The exercise.
Below are the records. Restate word for word every line from the one that contains "Read out every word on this page." through the final line, both included.

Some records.
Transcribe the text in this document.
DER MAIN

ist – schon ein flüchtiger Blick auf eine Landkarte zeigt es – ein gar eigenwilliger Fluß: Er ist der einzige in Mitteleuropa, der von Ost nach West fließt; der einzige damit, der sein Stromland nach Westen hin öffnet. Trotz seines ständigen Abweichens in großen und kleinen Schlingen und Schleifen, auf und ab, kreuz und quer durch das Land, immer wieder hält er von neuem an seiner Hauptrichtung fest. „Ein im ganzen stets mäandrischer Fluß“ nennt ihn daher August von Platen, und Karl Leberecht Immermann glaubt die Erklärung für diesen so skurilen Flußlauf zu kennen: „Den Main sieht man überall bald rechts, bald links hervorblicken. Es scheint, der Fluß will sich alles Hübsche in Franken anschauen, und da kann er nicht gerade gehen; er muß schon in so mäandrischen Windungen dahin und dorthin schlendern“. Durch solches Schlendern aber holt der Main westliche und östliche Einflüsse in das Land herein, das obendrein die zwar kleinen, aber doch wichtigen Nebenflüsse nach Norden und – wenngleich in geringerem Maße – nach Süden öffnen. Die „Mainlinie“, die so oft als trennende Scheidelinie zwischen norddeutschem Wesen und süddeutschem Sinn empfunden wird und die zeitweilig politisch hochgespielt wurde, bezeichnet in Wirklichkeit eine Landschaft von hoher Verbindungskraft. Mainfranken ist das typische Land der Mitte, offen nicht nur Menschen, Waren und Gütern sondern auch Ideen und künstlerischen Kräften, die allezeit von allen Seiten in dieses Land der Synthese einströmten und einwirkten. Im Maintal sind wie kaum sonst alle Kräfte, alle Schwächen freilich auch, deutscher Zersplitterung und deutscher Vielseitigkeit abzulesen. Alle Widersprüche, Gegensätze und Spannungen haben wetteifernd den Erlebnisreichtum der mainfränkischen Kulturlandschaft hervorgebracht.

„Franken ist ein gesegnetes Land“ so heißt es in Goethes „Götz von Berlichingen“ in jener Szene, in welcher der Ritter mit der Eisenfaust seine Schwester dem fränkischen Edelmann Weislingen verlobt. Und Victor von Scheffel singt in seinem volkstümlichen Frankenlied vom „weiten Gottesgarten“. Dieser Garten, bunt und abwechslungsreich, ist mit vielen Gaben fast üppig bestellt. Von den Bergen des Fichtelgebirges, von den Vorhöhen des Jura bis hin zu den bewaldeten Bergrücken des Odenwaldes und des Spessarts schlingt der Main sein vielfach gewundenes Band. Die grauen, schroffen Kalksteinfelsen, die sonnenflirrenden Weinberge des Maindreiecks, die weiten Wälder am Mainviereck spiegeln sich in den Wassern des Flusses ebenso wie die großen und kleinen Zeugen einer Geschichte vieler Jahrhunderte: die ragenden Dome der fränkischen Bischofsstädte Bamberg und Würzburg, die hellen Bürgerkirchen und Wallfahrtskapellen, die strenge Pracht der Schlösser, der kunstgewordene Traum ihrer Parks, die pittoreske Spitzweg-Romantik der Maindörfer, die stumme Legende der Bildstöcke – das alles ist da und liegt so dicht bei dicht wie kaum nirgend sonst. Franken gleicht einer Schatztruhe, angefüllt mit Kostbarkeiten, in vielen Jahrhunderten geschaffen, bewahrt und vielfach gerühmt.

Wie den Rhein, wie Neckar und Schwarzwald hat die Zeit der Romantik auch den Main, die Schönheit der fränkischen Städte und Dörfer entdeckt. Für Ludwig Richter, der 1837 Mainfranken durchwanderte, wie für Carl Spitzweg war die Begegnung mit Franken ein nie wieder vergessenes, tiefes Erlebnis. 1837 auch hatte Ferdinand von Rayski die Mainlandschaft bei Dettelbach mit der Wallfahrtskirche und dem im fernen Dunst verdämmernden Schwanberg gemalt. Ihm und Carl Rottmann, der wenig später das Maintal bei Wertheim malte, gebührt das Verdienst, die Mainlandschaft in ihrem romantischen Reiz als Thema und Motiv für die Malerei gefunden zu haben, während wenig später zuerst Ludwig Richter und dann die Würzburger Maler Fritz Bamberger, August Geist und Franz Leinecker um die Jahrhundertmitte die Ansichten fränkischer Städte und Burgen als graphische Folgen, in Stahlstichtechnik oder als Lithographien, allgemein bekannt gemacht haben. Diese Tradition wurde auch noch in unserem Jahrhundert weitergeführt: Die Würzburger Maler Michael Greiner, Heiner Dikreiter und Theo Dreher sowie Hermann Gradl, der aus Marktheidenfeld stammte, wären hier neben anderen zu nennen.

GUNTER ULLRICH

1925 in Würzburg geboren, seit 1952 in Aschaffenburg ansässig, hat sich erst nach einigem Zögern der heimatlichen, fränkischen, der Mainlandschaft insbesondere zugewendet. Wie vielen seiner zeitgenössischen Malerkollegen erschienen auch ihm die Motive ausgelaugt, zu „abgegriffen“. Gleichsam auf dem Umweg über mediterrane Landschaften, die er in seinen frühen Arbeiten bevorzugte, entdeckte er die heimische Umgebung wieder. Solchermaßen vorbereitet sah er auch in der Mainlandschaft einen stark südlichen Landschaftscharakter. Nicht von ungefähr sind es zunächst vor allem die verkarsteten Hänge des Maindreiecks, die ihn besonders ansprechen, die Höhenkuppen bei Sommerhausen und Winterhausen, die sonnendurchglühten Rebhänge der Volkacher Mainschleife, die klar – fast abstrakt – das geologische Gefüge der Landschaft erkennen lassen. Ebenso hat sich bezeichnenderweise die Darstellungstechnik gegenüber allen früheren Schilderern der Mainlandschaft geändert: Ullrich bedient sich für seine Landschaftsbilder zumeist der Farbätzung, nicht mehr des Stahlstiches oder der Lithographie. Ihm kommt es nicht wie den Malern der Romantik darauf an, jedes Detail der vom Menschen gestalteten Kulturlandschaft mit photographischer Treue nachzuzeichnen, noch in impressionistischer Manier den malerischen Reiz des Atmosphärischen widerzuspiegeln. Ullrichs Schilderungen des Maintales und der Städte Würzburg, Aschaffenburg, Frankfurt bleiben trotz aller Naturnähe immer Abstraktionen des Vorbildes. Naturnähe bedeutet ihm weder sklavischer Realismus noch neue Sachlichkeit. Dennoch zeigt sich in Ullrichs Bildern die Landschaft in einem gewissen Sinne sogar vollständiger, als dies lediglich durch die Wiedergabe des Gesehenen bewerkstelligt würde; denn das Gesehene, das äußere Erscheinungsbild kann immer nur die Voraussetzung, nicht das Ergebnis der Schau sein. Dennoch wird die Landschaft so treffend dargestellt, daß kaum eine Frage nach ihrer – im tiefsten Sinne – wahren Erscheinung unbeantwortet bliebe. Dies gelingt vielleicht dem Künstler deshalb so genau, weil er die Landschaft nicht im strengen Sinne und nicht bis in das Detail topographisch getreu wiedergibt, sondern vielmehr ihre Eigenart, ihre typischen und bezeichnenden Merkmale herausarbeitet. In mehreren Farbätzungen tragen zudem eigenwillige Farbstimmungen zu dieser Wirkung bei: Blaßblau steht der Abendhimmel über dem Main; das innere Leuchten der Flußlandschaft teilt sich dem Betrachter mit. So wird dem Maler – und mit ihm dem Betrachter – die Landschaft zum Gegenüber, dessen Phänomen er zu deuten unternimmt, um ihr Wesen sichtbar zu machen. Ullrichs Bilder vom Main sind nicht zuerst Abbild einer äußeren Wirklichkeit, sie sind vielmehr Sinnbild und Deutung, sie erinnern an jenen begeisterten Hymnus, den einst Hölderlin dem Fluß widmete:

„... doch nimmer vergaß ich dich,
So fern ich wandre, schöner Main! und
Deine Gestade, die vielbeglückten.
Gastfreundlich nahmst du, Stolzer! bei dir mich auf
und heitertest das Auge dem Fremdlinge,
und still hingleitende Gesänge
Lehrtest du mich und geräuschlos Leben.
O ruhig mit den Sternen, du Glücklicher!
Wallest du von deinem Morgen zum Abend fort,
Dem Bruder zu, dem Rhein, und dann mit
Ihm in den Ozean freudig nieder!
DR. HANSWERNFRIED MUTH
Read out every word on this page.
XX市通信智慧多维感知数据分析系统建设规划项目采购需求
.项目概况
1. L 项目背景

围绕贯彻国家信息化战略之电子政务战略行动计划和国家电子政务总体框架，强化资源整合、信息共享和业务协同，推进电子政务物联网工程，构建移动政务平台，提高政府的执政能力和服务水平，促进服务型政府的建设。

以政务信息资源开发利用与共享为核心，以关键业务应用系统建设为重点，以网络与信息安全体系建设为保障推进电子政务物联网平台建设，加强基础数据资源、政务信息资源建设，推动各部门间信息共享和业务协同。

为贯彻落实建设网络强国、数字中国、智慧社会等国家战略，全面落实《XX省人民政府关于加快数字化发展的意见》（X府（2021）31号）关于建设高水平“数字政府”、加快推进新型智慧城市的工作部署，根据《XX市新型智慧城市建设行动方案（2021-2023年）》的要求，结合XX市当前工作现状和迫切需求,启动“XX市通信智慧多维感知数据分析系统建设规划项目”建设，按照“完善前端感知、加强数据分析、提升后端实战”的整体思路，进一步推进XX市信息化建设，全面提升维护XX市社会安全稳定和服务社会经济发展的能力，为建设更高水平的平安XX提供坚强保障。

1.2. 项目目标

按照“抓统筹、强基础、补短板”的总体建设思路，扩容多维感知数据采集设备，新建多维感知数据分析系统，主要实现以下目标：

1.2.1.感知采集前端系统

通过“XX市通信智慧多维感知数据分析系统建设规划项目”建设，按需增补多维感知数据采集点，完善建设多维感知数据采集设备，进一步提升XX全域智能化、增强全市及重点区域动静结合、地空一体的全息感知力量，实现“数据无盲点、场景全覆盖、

Task response.
Read out every word on this page.
XX市通信智慧多维感知数据分析系统建设规划项目采购需求
.项目概况
1. L 项目背景

围绕贯彻国家信息化战略之电子政务战略行动计划和国家电子政务总体框架，强化资源整合、信息共享和业务协同，推进电子政务物联网工程，构建移动政务平台，提高政府的执政能力和服务水平，促进服务型政府的建设。

以政务信息资源开发利用与共享为核心，以关键业务应用系统建设为重点，以网络与信息安全体系建设为保障推进电子政务物联网平台建设，加强基础数据资源、政务信息资源建设，推动各部门间信息共享和业务协同。

为贯彻落实建设网络强国、数字中国、智慧社会等国家战略，全面落实《XX省人民政府关于加快数字化发展的意见》（X府（2021）31号）关于建设高水平“数字政府”、加快推进新型智慧城市的工作部署，根据《XX市新型智慧城市建设行动方案（2021-2023年）》的要求，结合XX市当前工作现状和迫切需求,启动“XX市通信智慧多维感知数据分析系统建设规划项目”建设，按照“完善前端感知、加强数据分析、提升后端实战”的整体思路，进一步推进XX市信息化建设，全面提升维护XX市社会安全稳定和服务社会经济发展的能力，为建设更高水平的平安XX提供坚强保障。

1.2. 项目目标

按照“抓统筹、强基础、补短板”的总体建设思路，扩容多维感知数据采集设备，新建多维感知数据分析系统，主要实现以下目标：

1.2.1.感知采集前端系统

通过“XX市通信智慧多维感知数据分析系统建设规划项目”建设，按需增补多维感知数据采集点，完善建设多维感知数据采集设备，进一步提升XX全域智能化、增强全市及重点区域动静结合、地空一体的全息感知力量，实现“数据无盲点、场景全覆盖、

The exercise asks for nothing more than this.